What you will do: Copy the data precisely, keeping every character.

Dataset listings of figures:
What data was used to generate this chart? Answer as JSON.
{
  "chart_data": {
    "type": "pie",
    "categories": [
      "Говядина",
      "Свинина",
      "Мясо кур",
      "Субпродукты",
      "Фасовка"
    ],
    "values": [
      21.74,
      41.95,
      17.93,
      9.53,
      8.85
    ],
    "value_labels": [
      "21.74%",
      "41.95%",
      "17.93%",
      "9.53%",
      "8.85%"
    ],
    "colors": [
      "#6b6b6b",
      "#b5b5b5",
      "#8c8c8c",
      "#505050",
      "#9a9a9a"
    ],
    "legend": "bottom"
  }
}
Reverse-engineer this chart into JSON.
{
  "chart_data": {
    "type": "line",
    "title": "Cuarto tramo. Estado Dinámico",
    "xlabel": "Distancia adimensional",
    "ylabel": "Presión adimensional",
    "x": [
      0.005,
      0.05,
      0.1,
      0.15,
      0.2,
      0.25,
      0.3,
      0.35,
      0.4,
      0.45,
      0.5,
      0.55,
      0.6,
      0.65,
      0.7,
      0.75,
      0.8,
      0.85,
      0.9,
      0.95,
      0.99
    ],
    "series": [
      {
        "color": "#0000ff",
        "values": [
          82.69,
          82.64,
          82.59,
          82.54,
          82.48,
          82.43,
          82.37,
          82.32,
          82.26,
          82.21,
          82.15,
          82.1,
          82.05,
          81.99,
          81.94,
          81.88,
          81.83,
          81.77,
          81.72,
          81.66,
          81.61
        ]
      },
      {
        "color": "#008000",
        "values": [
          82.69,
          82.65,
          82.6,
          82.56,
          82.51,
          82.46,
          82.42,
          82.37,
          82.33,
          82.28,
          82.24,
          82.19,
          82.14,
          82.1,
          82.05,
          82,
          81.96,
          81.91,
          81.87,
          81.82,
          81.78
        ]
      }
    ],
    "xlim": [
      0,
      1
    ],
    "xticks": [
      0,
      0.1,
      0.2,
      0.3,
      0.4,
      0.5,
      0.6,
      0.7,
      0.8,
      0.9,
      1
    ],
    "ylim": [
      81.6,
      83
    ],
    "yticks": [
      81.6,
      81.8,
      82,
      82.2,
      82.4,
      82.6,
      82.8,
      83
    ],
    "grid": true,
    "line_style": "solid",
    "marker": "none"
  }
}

Reply to the task:
What data was used to generate this chart? Answer as JSON.
{
  "chart_data": {
    "type": "pie",
    "categories": [
      "Говядина",
      "Свинина",
      "Мясо кур",
      "Субпродукты",
      "Фасовка"
    ],
    "values": [
      21.74,
      41.95,
      17.93,
      9.53,
      8.85
    ],
    "value_labels": [
      "21.74%",
      "41.95%",
      "17.93%",
      "9.53%",
      "8.85%"
    ],
    "colors": [
      "#6b6b6b",
      "#b5b5b5",
      "#8c8c8c",
      "#505050",
      "#9a9a9a"
    ],
    "legend": "bottom"
  }
}
Reverse-engineer this chart into JSON.
{
  "chart_data": {
    "type": "line",
    "title": "Cuarto tramo. Estado Dinámico",
    "xlabel": "Distancia adimensional",
    "ylabel": "Presión adimensional",
    "x": [
      0.005,
      0.05,
      0.1,
      0.15,
      0.2,
      0.25,
      0.3,
      0.35,
      0.4,
      0.45,
      0.5,
      0.55,
      0.6,
      0.65,
      0.7,
      0.75,
      0.8,
      0.85,
      0.9,
      0.95,
      0.99
    ],
    "series": [
      {
        "color": "#0000ff",
        "values": [
          82.69,
          82.64,
          82.59,
          82.54,
          82.48,
          82.43,
          82.37,
          82.32,
          82.26,
          82.21,
          82.15,
          82.1,
          82.05,
          81.99,
          81.94,
          81.88,
          81.83,
          81.77,
          81.72,
          81.66,
          81.61
        ]
      },
      {
        "color": "#008000",
        "values": [
          82.69,
          82.65,
          82.6,
          82.56,
          82.51,
          82.46,
          82.42,
          82.37,
          82.33,
          82.28,
          82.24,
          82.19,
          82.14,
          82.1,
          82.05,
          82,
          81.96,
          81.91,
          81.87,
          81.82,
          81.78
        ]
      }
    ],
    "xlim": [
      0,
      1
    ],
    "xticks": [
      0,
      0.1,
      0.2,
      0.3,
      0.4,
      0.5,
      0.6,
      0.7,
      0.8,
      0.9,
      1
    ],
    "ylim": [
      81.6,
      83
    ],
    "yticks": [
      81.6,
      81.8,
      82,
      82.2,
      82.4,
      82.6,
      82.8,
      83
    ],
    "grid": true,
    "line_style": "solid",
    "marker": "none"
  }
}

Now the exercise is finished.